# [BRIEF]
Give the total number of lines with the word "https" in them, and no other words.

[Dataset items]
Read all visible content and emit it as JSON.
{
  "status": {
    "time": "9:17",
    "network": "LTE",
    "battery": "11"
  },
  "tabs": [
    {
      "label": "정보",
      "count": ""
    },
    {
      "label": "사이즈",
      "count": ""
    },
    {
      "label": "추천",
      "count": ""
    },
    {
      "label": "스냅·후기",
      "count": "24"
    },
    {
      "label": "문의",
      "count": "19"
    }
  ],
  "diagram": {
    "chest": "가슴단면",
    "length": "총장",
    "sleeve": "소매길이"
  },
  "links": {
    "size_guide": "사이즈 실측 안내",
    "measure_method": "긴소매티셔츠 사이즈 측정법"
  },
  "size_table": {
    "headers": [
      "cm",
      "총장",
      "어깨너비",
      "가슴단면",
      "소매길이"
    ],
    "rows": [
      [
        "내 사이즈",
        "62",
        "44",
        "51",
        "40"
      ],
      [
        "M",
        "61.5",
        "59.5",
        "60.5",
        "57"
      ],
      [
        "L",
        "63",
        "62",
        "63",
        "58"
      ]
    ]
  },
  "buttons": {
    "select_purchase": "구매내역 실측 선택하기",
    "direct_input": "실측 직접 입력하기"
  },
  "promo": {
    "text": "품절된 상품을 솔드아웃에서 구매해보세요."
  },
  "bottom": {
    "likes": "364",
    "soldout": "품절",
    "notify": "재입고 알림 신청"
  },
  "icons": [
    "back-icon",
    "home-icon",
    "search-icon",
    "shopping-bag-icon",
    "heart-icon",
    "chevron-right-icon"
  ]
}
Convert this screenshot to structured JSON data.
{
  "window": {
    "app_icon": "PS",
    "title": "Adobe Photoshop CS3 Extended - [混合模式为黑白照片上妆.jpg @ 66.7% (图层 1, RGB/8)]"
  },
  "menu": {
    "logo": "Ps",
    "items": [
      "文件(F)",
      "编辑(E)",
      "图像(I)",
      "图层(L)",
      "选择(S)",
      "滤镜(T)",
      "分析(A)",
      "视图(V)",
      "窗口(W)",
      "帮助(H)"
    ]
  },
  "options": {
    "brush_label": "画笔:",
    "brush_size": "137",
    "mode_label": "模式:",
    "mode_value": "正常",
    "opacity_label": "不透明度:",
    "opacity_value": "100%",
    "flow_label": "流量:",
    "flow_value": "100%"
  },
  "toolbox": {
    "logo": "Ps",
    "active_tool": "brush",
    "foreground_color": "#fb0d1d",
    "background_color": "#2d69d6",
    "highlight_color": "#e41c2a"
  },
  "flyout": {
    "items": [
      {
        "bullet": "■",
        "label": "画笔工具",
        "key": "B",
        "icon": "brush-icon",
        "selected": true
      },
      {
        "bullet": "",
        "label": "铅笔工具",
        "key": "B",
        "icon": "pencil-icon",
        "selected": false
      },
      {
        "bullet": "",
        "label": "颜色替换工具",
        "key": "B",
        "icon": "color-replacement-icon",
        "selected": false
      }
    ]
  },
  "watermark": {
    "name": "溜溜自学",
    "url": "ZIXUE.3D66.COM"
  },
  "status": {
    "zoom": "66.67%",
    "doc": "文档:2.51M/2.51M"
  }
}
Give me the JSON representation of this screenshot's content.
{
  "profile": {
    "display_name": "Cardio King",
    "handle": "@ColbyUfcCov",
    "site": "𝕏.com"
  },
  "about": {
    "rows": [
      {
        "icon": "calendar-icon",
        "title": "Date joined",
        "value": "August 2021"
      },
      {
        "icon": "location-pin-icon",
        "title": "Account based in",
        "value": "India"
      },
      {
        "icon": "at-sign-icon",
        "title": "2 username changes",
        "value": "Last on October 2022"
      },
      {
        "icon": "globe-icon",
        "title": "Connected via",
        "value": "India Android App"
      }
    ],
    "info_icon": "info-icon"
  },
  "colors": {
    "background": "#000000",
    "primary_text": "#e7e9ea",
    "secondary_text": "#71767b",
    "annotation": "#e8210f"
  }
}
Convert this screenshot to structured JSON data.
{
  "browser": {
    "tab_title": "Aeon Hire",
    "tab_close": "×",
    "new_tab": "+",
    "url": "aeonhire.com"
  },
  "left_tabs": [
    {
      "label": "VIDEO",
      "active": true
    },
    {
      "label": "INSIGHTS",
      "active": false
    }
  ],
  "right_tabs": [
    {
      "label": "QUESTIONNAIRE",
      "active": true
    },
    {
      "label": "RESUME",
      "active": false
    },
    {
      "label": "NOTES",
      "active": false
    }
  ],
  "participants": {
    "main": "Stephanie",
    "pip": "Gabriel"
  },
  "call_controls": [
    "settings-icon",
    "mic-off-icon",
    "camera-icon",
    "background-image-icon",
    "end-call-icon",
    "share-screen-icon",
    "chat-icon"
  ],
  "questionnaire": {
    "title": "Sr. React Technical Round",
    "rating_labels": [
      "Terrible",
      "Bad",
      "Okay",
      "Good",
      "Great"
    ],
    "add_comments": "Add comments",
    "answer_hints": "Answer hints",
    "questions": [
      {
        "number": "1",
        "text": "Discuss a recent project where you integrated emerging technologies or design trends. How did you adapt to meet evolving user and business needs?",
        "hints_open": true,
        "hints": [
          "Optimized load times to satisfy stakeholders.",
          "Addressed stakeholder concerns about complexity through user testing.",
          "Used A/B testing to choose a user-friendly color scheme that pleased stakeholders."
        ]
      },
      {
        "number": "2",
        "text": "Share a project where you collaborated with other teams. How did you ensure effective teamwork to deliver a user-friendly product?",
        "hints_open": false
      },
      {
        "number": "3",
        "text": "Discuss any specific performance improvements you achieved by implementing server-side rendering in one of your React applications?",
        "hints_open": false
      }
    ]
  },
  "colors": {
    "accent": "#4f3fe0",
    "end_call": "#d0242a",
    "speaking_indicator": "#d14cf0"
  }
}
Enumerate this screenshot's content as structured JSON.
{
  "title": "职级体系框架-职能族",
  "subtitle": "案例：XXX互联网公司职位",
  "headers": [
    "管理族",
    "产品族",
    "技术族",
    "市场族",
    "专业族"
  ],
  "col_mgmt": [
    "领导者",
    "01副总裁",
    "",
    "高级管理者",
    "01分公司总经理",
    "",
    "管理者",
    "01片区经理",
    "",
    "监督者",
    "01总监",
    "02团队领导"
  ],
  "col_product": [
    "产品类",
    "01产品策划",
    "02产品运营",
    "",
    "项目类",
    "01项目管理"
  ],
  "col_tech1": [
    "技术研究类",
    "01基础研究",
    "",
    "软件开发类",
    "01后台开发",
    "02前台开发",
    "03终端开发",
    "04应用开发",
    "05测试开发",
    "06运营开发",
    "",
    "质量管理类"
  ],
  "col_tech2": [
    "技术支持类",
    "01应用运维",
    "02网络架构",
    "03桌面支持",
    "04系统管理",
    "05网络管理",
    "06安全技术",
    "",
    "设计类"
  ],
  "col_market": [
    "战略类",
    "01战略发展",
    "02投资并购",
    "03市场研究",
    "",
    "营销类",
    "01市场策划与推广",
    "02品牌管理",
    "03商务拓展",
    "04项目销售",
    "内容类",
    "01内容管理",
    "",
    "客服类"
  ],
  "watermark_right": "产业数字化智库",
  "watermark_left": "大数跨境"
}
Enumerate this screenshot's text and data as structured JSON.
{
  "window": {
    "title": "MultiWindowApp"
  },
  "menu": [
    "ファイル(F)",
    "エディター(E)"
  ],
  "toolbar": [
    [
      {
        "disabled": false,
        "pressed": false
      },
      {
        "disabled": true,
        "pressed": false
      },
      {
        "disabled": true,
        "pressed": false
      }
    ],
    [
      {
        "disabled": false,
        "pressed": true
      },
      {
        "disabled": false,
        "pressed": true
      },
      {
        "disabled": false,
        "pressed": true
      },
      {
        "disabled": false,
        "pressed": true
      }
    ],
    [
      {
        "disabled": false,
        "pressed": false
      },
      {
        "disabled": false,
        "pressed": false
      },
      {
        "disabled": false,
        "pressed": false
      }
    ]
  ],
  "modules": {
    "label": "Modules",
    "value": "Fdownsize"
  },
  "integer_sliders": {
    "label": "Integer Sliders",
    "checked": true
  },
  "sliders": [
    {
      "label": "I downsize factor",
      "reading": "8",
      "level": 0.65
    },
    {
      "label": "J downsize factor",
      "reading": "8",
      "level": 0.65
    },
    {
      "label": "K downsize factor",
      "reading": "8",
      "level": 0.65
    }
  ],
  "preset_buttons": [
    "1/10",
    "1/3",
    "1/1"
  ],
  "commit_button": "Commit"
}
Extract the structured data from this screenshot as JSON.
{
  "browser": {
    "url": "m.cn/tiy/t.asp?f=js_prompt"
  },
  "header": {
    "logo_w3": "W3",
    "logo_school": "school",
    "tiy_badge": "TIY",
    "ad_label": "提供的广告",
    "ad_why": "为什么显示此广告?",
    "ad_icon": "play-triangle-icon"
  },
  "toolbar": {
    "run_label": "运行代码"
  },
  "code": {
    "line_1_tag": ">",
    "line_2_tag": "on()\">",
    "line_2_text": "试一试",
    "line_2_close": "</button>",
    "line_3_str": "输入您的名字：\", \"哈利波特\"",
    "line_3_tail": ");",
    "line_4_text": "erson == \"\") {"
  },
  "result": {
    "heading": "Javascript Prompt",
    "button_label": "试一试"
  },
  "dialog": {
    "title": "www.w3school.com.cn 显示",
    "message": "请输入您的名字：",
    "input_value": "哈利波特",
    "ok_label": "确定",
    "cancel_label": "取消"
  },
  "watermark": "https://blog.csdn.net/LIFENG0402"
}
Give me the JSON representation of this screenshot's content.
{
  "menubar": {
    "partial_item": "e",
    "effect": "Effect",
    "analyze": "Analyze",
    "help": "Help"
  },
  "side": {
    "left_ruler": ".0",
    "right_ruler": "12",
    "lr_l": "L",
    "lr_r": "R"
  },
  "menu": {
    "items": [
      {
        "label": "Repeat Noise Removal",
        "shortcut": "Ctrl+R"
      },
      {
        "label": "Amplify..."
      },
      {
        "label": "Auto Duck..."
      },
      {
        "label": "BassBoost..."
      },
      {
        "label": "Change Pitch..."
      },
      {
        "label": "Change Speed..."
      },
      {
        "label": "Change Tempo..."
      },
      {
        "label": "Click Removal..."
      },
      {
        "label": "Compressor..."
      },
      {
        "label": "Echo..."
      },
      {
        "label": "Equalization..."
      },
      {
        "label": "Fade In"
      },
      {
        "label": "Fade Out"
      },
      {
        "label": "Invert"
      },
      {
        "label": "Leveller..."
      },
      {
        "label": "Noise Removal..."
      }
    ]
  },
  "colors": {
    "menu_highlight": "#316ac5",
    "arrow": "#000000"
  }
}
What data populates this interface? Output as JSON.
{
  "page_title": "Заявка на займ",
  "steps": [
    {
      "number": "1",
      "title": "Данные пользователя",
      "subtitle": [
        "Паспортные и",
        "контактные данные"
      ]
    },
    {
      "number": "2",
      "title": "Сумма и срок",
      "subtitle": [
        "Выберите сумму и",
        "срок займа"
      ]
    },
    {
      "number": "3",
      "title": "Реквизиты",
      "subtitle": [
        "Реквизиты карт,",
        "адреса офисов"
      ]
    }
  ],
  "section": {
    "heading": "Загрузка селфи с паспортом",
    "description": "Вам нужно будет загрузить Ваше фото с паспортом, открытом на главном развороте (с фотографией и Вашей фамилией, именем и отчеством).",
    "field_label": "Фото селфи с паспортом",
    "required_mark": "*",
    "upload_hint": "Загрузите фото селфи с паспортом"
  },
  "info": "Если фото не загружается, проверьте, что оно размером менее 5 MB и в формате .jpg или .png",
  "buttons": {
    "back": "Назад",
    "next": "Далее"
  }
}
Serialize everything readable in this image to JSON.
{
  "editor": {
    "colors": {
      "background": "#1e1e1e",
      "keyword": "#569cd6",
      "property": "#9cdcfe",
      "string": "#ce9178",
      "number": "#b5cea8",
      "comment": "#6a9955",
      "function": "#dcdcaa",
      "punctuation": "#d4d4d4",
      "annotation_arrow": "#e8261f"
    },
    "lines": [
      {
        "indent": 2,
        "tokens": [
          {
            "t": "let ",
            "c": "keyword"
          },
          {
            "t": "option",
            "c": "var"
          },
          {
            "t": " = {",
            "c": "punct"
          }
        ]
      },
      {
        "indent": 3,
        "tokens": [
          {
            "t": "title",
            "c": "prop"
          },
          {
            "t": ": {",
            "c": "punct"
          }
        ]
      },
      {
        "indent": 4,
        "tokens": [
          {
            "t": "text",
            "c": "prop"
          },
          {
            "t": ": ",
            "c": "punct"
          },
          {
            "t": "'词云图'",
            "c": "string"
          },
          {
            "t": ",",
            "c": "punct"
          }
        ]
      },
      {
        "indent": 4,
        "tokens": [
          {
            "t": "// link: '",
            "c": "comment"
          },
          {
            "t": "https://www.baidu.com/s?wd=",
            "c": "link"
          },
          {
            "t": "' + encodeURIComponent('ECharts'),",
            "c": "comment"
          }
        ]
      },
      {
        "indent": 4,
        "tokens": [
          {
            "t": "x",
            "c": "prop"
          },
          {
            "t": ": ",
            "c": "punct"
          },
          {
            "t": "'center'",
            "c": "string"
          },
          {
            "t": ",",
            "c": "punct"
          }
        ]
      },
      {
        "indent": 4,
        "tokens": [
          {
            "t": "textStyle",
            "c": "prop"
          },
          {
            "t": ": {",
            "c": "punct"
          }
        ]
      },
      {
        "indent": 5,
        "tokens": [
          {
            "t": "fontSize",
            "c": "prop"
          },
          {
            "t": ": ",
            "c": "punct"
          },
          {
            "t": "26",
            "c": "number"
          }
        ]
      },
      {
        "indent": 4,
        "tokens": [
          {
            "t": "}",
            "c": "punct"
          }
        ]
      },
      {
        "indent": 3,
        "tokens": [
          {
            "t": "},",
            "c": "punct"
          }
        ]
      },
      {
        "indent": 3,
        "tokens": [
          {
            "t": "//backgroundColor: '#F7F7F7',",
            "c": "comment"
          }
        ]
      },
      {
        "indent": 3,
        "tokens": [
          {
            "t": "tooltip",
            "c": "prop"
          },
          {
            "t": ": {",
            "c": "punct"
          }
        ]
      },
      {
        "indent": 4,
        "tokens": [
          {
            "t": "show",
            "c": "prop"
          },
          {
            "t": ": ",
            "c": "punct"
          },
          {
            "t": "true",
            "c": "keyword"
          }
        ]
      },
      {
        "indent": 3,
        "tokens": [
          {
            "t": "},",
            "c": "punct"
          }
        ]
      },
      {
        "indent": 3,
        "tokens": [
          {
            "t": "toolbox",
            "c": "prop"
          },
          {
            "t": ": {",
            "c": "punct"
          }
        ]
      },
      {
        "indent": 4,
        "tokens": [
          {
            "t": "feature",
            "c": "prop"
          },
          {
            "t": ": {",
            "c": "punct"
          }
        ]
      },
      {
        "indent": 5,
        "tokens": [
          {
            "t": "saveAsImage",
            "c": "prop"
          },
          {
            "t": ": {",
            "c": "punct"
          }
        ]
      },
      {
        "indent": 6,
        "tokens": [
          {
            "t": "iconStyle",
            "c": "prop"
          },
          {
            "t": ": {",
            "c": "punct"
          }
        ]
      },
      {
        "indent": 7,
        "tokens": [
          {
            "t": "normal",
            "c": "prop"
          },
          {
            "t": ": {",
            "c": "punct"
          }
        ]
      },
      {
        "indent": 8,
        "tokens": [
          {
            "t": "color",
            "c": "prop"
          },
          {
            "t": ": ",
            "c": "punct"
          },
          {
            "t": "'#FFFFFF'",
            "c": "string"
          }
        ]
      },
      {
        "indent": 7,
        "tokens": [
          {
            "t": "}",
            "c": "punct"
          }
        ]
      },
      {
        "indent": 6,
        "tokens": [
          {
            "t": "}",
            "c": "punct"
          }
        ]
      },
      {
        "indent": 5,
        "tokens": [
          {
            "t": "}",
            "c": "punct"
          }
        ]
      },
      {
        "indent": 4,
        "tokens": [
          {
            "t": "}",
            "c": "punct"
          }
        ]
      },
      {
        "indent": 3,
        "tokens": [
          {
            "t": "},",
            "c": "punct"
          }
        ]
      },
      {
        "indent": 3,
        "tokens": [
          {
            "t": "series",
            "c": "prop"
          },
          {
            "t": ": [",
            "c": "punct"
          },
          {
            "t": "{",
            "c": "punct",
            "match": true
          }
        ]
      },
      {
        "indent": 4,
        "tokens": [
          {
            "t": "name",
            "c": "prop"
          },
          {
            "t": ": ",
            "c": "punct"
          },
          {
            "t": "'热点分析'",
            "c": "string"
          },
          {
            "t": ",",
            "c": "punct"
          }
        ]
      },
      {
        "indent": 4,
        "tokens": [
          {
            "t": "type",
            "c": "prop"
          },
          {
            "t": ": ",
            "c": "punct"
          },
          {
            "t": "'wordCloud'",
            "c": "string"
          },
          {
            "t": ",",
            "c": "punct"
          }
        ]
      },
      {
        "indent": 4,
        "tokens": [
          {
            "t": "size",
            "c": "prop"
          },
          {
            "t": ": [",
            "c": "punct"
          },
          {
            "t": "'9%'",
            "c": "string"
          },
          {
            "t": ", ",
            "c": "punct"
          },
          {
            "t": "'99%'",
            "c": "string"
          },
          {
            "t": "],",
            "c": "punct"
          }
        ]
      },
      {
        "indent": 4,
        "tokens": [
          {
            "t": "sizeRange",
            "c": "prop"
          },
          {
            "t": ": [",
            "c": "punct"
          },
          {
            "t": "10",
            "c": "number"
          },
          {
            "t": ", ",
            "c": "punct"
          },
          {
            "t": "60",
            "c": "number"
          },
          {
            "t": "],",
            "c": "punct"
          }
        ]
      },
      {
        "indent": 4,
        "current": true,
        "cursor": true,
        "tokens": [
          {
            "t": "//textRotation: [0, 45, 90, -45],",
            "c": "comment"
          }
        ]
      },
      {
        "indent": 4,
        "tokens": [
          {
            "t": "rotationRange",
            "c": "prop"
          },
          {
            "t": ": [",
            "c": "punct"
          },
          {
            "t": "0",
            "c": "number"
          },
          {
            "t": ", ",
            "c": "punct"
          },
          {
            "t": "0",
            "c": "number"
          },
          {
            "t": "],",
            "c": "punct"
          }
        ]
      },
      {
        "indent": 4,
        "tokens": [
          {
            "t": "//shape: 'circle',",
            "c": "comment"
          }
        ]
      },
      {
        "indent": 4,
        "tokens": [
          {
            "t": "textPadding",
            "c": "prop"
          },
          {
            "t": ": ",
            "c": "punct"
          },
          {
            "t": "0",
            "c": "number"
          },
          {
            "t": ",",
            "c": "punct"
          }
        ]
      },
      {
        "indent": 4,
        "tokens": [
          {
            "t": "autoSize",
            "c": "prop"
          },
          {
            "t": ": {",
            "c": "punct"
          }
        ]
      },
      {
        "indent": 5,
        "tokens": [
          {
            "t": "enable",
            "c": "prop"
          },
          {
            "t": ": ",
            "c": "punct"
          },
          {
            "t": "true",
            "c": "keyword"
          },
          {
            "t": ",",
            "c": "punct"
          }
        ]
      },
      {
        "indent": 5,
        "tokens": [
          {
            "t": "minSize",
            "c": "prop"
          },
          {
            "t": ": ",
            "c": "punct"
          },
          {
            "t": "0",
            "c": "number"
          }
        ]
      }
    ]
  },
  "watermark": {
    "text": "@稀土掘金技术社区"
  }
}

# [CORRECT ANSWER]
2